■ STATED PROBLEM: In your copy, leave out the pictures; write out all the data exactly.

■ INFORMATION GIVEN:
──────

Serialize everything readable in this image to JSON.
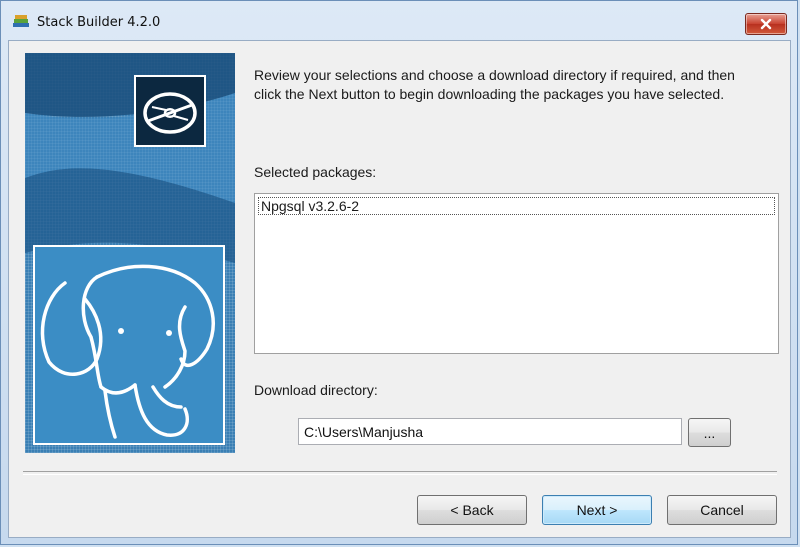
{
  "window": {
    "title": "Stack Builder 4.2.0",
    "icons": {
      "app": "stack-builder-icon",
      "close": "close-icon"
    }
  },
  "banner": {
    "icons": [
      "disc-icon",
      "postgresql-elephant-logo"
    ],
    "colors": {
      "background": "#3a7fb4",
      "accent": "#0c2840"
    }
  },
  "instructions": "Review your selections and choose a download directory if required, and then click the Next button to begin downloading the packages you have selected.",
  "selected_packages": {
    "label": "Selected packages:",
    "items": [
      "Npgsql v3.2.6-2"
    ]
  },
  "download_directory": {
    "label": "Download directory:",
    "value": "C:\\Users\\Manjusha",
    "browse_label": "..."
  },
  "buttons": {
    "back": "< Back",
    "next": "Next >",
    "cancel": "Cancel"
  }
}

──────

■ EXERCISE SOLUTION:
Serialize everything readable in this image to JSON.
{
  "window": {
    "title": "Stack Builder 4.2.0",
    "icons": {
      "app": "stack-builder-icon",
      "close": "close-icon"
    }
  },
  "banner": {
    "icons": [
      "disc-icon",
      "postgresql-elephant-logo"
    ],
    "colors": {
      "background": "#3a7fb4",
      "accent": "#0c2840"
    }
  },
  "instructions": "Review your selections and choose a download directory if required, and then click the Next button to begin downloading the packages you have selected.",
  "selected_packages": {
    "label": "Selected packages:",
    "items": [
      "Npgsql v3.2.6-2"
    ]
  },
  "download_directory": {
    "label": "Download directory:",
    "value": "C:\\Users\\Manjusha",
    "browse_label": "..."
  },
  "buttons": {
    "back": "< Back",
    "next": "Next >",
    "cancel": "Cancel"
  }
}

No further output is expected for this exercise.